In the records that follow, show each line where the word "textile" is present.

# # #

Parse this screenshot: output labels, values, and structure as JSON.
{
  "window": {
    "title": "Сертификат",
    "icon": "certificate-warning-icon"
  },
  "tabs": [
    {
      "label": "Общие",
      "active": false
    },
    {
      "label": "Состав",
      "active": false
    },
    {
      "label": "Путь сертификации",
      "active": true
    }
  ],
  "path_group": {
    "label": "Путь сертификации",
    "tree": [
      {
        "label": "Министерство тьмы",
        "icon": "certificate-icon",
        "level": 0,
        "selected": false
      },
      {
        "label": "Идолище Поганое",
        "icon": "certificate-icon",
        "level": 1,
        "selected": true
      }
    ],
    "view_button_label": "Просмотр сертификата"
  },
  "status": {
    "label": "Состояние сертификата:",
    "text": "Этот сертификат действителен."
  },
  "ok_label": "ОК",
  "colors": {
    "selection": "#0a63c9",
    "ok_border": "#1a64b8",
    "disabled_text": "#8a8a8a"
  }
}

# # #

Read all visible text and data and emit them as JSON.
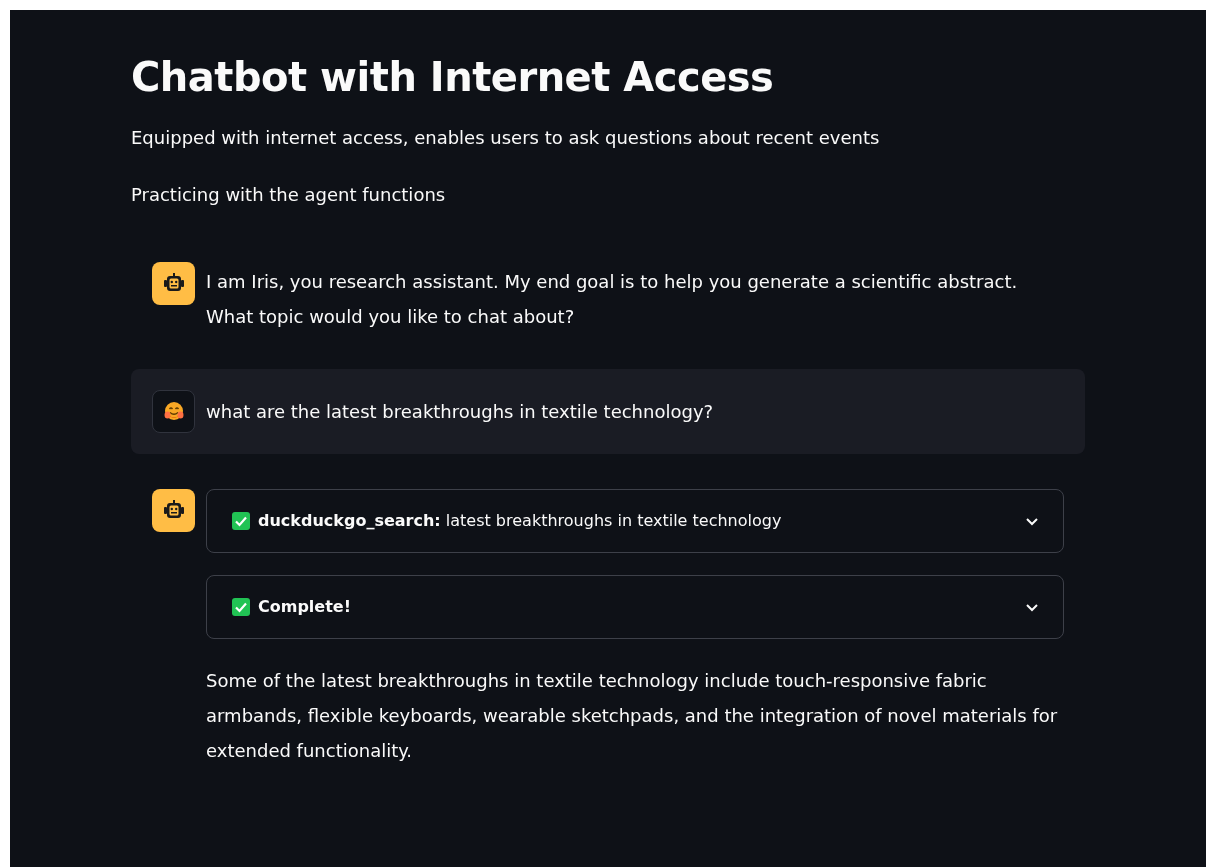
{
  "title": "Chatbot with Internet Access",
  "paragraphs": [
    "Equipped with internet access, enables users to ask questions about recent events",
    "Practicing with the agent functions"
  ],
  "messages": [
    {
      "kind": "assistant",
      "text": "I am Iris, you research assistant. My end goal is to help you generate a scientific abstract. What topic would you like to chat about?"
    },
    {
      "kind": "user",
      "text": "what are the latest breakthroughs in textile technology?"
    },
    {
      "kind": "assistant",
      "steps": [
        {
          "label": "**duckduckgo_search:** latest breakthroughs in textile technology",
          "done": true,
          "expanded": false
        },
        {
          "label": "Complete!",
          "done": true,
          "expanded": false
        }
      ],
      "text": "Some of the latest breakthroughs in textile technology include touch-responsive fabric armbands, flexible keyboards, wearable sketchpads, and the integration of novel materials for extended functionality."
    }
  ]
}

# # #

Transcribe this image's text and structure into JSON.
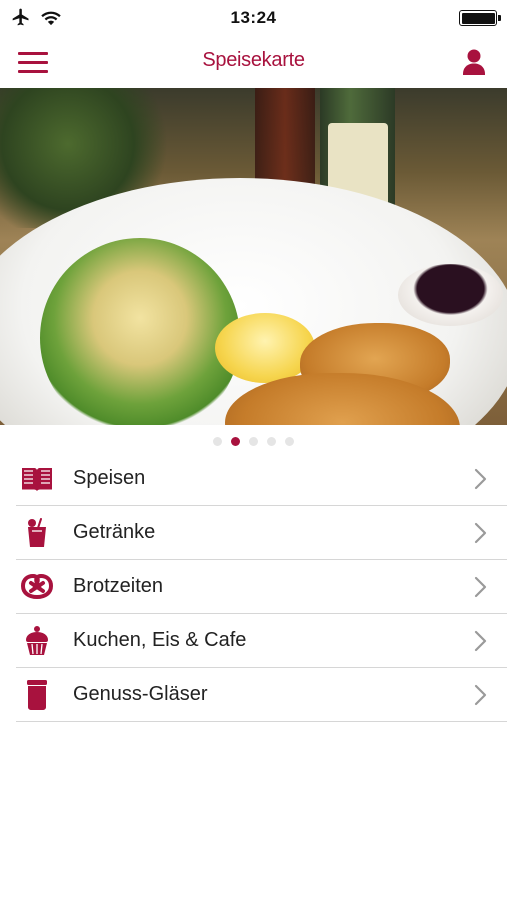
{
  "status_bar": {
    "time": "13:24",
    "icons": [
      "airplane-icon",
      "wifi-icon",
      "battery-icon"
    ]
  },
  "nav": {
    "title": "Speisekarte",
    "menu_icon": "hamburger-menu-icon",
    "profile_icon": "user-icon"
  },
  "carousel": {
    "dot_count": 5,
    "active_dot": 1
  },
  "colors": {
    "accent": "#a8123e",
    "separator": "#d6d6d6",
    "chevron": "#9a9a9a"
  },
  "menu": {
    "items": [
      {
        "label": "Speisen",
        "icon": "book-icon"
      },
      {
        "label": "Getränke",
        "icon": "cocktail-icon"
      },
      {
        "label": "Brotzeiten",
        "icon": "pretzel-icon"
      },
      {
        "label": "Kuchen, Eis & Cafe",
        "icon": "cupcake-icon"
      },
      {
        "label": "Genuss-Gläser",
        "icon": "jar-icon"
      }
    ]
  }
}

# # #

■ Written answer:
      "text": "what are the latest breakthroughs in textile technology?"
          "label": "**duckduckgo_search:** latest breakthroughs in textile technology",
      "text": "Some of the latest breakthroughs in textile technology include touch-responsive fabric armbands, flexible keyboards, wearable sketchpads, and the integration of novel materials for extended functionality."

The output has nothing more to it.